[EXERCISE REQUIREMENTS]:
Please reproduce the records word for word, starting at their first line and stopping after the line that contains "title-bottom-black-rule [0,77,864,84]", with both ends included.

[PROVIDED ENTRIES]:
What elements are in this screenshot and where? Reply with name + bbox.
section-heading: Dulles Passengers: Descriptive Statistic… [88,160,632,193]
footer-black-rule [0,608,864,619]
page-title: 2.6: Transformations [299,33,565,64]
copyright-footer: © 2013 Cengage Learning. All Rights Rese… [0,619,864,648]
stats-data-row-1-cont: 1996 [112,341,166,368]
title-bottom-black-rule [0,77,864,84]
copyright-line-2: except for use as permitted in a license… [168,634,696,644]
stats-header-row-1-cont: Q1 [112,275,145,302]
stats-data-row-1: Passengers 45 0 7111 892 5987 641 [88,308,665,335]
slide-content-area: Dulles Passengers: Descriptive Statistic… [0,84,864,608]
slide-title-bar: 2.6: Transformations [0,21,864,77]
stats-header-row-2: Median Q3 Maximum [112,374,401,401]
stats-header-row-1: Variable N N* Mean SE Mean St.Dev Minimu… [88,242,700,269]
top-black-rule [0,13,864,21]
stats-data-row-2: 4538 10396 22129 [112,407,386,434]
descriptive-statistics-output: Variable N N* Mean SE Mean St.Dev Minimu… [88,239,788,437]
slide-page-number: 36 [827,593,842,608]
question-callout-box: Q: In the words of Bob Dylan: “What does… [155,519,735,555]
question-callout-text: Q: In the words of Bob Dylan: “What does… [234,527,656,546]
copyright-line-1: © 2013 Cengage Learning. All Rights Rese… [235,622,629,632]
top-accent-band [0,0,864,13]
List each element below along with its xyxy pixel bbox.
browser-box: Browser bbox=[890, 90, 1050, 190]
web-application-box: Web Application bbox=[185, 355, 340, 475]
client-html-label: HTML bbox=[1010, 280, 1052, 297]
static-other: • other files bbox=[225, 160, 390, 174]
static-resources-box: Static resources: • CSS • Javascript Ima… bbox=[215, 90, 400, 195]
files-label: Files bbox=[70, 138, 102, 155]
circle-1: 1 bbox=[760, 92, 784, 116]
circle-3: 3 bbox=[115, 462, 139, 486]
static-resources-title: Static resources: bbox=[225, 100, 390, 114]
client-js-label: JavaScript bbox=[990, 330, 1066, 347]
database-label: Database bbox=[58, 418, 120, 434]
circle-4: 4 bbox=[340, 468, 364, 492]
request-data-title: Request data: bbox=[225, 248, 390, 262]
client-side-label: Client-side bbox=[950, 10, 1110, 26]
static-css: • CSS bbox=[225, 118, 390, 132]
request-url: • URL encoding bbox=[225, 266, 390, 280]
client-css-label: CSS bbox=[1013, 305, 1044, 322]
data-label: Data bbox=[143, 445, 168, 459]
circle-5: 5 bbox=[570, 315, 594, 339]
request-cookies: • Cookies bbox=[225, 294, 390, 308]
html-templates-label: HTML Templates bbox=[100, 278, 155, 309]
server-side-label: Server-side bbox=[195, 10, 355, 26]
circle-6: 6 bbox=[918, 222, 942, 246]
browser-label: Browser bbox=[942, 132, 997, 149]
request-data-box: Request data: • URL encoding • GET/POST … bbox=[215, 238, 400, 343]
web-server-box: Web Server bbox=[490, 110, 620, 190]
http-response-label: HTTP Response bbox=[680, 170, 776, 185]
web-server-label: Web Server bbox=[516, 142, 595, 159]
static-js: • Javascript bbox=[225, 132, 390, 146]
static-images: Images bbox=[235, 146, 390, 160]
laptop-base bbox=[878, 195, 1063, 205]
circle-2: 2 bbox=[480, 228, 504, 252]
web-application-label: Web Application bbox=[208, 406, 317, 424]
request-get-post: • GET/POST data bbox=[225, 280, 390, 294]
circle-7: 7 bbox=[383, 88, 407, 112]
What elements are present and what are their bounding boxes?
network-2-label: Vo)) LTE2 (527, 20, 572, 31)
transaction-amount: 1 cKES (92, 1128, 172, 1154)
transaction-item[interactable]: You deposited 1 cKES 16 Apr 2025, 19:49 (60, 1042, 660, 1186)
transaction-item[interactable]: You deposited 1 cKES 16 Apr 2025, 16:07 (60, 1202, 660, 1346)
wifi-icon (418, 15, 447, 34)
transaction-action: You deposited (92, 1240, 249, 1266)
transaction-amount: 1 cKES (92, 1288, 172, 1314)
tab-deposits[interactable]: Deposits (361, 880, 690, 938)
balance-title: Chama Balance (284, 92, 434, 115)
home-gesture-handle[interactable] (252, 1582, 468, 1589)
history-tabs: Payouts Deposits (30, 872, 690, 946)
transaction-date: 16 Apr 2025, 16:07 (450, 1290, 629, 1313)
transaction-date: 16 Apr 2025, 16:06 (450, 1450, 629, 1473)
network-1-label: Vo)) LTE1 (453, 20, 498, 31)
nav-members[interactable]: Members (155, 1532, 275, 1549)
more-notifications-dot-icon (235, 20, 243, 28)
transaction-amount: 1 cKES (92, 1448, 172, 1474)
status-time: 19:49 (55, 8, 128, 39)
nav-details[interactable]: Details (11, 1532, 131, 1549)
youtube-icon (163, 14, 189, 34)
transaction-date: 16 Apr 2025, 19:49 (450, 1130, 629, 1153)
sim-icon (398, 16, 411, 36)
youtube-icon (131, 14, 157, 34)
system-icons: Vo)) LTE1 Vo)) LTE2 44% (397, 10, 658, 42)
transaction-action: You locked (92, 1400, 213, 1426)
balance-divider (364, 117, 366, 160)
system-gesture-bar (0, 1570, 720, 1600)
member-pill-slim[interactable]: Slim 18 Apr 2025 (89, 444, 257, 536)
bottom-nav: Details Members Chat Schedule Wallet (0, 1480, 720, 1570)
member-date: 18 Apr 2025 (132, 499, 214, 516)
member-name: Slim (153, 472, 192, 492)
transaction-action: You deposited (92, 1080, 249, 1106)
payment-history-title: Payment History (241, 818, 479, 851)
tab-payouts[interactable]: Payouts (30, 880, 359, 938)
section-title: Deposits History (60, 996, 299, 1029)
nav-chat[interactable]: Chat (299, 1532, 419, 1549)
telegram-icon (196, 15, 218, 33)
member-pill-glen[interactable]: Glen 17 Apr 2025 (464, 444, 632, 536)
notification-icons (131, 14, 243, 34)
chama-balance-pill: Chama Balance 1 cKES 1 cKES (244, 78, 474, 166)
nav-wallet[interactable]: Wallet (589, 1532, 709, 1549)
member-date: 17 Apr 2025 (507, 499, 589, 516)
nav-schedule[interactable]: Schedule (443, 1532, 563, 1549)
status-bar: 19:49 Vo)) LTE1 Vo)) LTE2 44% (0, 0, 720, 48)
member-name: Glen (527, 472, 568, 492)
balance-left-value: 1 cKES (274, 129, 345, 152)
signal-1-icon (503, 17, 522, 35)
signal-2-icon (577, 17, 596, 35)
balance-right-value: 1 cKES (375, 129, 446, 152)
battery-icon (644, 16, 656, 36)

[CORRECT RESPONSE]:
What elements are in this screenshot and where? Reply with name + bbox.
section-heading: Dulles Passengers: Descriptive Statistic… [88,160,632,193]
footer-black-rule [0,608,864,619]
page-title: 2.6: Transformations [299,33,565,64]
copyright-footer: © 2013 Cengage Learning. All Rights Rese… [0,619,864,648]
stats-data-row-1-cont: 1996 [112,341,166,368]
title-bottom-black-rule [0,77,864,84]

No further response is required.